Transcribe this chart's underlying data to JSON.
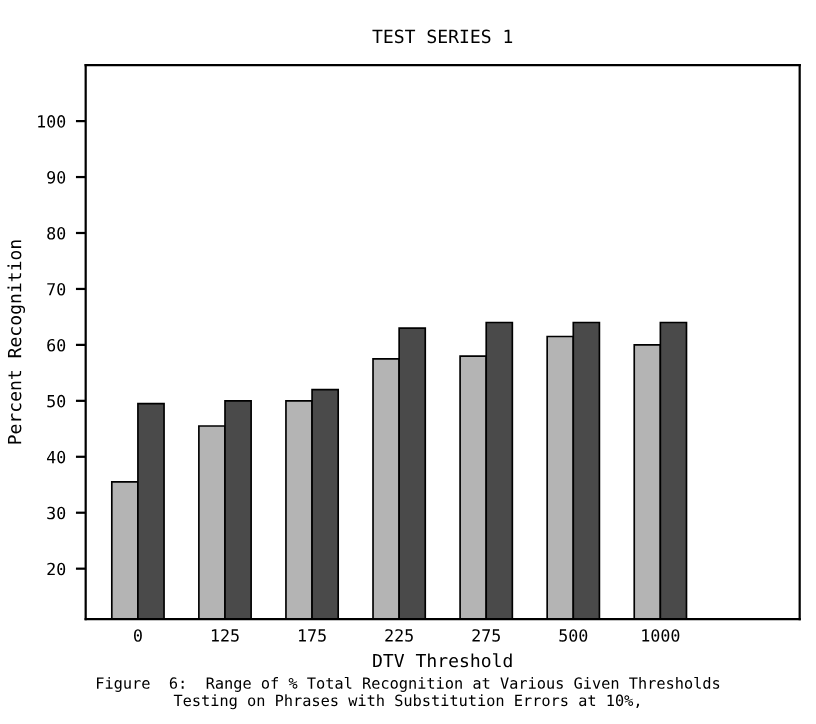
{
  "chart_data": {
    "type": "bar",
    "title": "TEST SERIES 1",
    "xlabel": "DTV Threshold",
    "ylabel": "Percent Recognition",
    "categories": [
      "0",
      "125",
      "175",
      "225",
      "275",
      "500",
      "1000",
      null
    ],
    "series": [
      {
        "color": "#b4b4b4",
        "values": [
          35.5,
          45.5,
          50,
          57.5,
          58,
          61.5,
          60,
          null
        ]
      },
      {
        "color": "#4a4a4a",
        "values": [
          49.5,
          50,
          52,
          63,
          64,
          64,
          64,
          null
        ]
      }
    ],
    "ylim": [
      11,
      110
    ],
    "yticks": [
      20,
      30,
      40,
      50,
      60,
      70,
      80,
      90,
      100
    ],
    "grid": false,
    "legend": false,
    "annotations": [
      "Figure  6:  Range of % Total Recognition at Various Given Thresholds\nTesting on Phrases with Substitution Errors at 10%,"
    ]
  }
}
● ● ● ● ●
Aim: Are you able to set down all the lines above exactly, without any pictures?

Solved problem:
Transcribe this chart's underlying data to JSON.
{
  "chart_data": {
    "type": "bar",
    "title": "TEST SERIES 1",
    "xlabel": "DTV Threshold",
    "ylabel": "Percent Recognition",
    "categories": [
      "0",
      "125",
      "175",
      "225",
      "275",
      "500",
      "1000",
      null
    ],
    "series": [
      {
        "color": "#b4b4b4",
        "values": [
          35.5,
          45.5,
          50,
          57.5,
          58,
          61.5,
          60,
          null
        ]
      },
      {
        "color": "#4a4a4a",
        "values": [
          49.5,
          50,
          52,
          63,
          64,
          64,
          64,
          null
        ]
      }
    ],
    "ylim": [
      11,
      110
    ],
    "yticks": [
      20,
      30,
      40,
      50,
      60,
      70,
      80,
      90,
      100
    ],
    "grid": false,
    "legend": false,
    "annotations": [
      "Figure  6:  Range of % Total Recognition at Various Given Thresholds\nTesting on Phrases with Substitution Errors at 10%,"
    ]
  }
}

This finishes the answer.